EXERCISE GOAL: Locate every line below that contains the word "then" and copy it.

PROVIDED MATERIAL:
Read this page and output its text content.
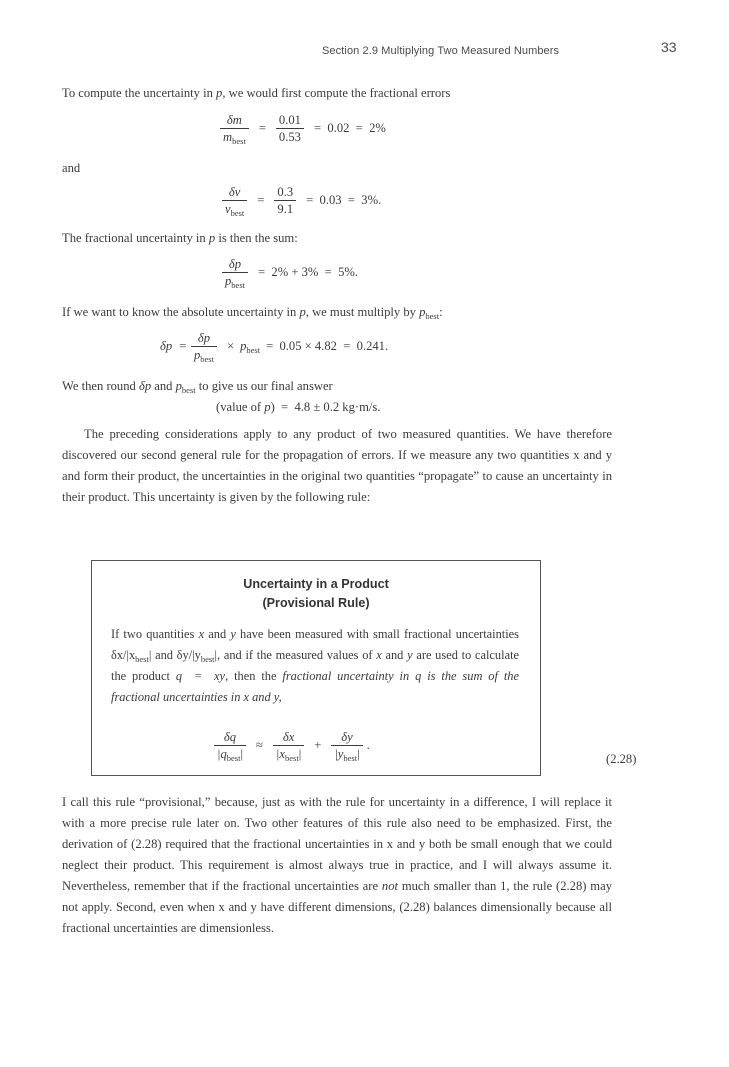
Section 2.9 Multiplying Two Measured Numbers	33

To compute the uncertainty in p, we would first compute the fractional errors

$\frac{\delta m}{m_{best}} = \frac{0.01}{0.53} = 0.02 = 2\%$

and

$\frac{\delta v}{v_{best}} = \frac{0.3}{9.1} = 0.03 = 3\%$.

The fractional uncertainty in p is then the sum:

$\frac{\delta p}{p_{best}} = 2\% + 3\% = 5\%$.

If we want to know the absolute uncertainty in p, we must multiply by $p_{best}$:

$\delta p = \frac{\delta p}{p_{best}} \times p_{best} = 0.05 \times 4.82 = 0.241$.

We then round δp and $p_{best}$ to give us our final answer

(value of p)  =  4.8 ± 0.2 kg·m/s.

The preceding considerations apply to any product of two measured quantities. We have therefore discovered our second general rule for the propagation of errors. If we measure any two quantities x and y and form their product, the uncertainties in the original two quantities “propagate” to cause an uncertainty in their product. This uncertainty is given by the following rule:

Uncertainty in a Product
(Provisional Rule)
If two quantities x and y have been measured with small fractional uncertainties $\delta x/|x_{best}|$ and $\delta y/|y_{best}|$, and if the measured values of x and y are used to calculate the product q  =  xy, then the fractional uncertainty in q is the sum of the fractional uncertainties in x and y,
$\frac{\delta q}{|q_{best}|} \approx \frac{\delta x}{|x_{best}|} + \frac{\delta y}{|y_{best}|}$ .
(2.28)

I call this rule “provisional,” because, just as with the rule for uncertainty in a difference, I will replace it with a more precise rule later on. Two other features of this rule also need to be emphasized. First, the derivation of (2.28) required that the fractional uncertainties in x and y both be small enough that we could neglect their product. This requirement is almost always true in practice, and I will always assume it. Nevertheless, remember that if the fractional uncertainties are not much smaller than 1, the rule (2.28) may not apply. Second, even when x and y have different dimensions, (2.28) balances dimensionally because all fractional uncertainties are dimensionless.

ANSWER TO THE TASK:
The fractional uncertainty in p is then the sum:
We then round δp and $p_{best}$ to give us our final answer
If two quantities x and y have been measured with small fractional uncertainties $\delta x/|x_{best}|$ and $\delta y/|y_{best}|$, and if the measured values of x and y are used to calculate the product q  =  xy, then the fractional uncertainty in q is the sum of the fractional uncertainties in x and y,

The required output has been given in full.